■ **Written task**
List, from the lines below, each one with "Scenario" in it.

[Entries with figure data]
....
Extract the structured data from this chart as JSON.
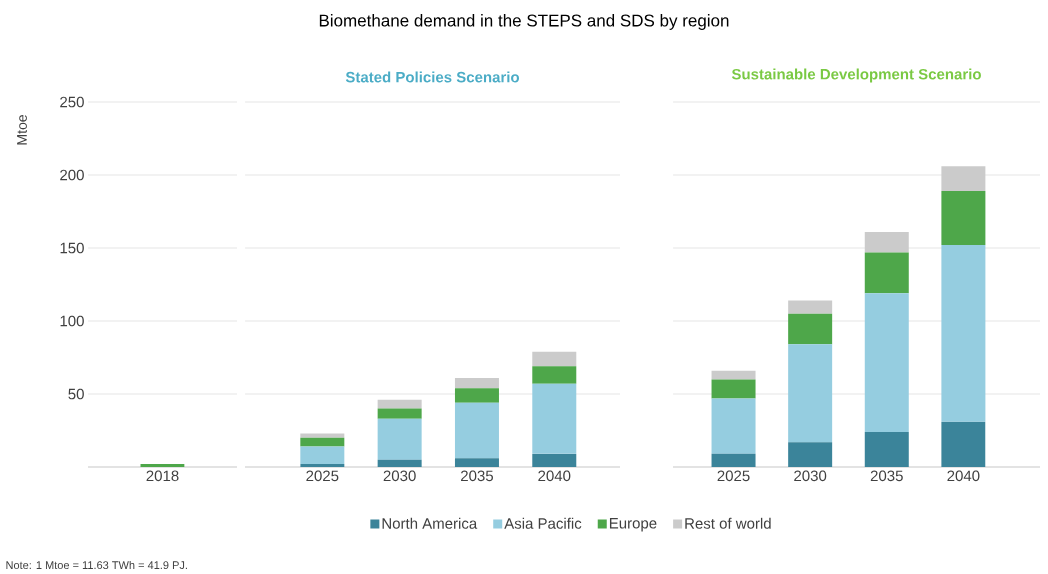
{
  "chart_data": [
    {
      "type": "bar",
      "ylabel": "Mtoe",
      "annotations": [
        "Note: 1 Mtoe = 11.63 TWh = 41.9 PJ."
      ],
      "stacked": true,
      "categories": [
        "2018"
      ],
      "ylim": [
        0,
        250
      ],
      "yticks": [
        50,
        100,
        150,
        200,
        250
      ],
      "grid": "y",
      "series": [
        {
          "color": "#4ea74a",
          "values": [
            2
          ]
        }
      ]
    },
    {
      "type": "bar",
      "title": "Biomethane demand in the STEPS and SDS by region",
      "subtitle": "Stated Policies Scenario",
      "stacked": true,
      "categories": [
        "2025",
        "2030",
        "2035",
        "2040"
      ],
      "ylim": [
        0,
        250
      ],
      "yticks": [
        50,
        100,
        150,
        200,
        250
      ],
      "grid": "y",
      "tick_labels": "x",
      "legend": "bottom",
      "series": [
        {
          "name": "North America",
          "color": "#3b849a",
          "values": [
            2,
            5,
            6,
            9
          ]
        },
        {
          "name": "Asia Pacific",
          "color": "#95cde0",
          "values": [
            12,
            28,
            38,
            48
          ]
        },
        {
          "name": "Europe",
          "color": "#4ea74a",
          "values": [
            6,
            7,
            10,
            12
          ]
        },
        {
          "name": "Rest of world",
          "color": "#cbcbcb",
          "values": [
            3,
            6,
            7,
            10
          ]
        }
      ]
    },
    {
      "type": "bar",
      "title": "Sustainable Development Scenario",
      "stacked": true,
      "categories": [
        "2025",
        "2030",
        "2035",
        "2040"
      ],
      "ylim": [
        0,
        250
      ],
      "yticks": [
        50,
        100,
        150,
        200,
        250
      ],
      "grid": "y",
      "tick_labels": "x",
      "series": [
        {
          "color": "#3b849a",
          "values": [
            9,
            17,
            24,
            31
          ]
        },
        {
          "color": "#95cde0",
          "values": [
            38,
            67,
            95,
            121
          ]
        },
        {
          "color": "#4ea74a",
          "values": [
            13,
            21,
            28,
            37
          ]
        },
        {
          "color": "#cbcbcb",
          "values": [
            6,
            9,
            14,
            17
          ]
        }
      ]
    }
  ]
}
....
■ **Answer to the problem**
      "subtitle": "Stated Policies Scenario",
      "title": "Sustainable Development Scenario",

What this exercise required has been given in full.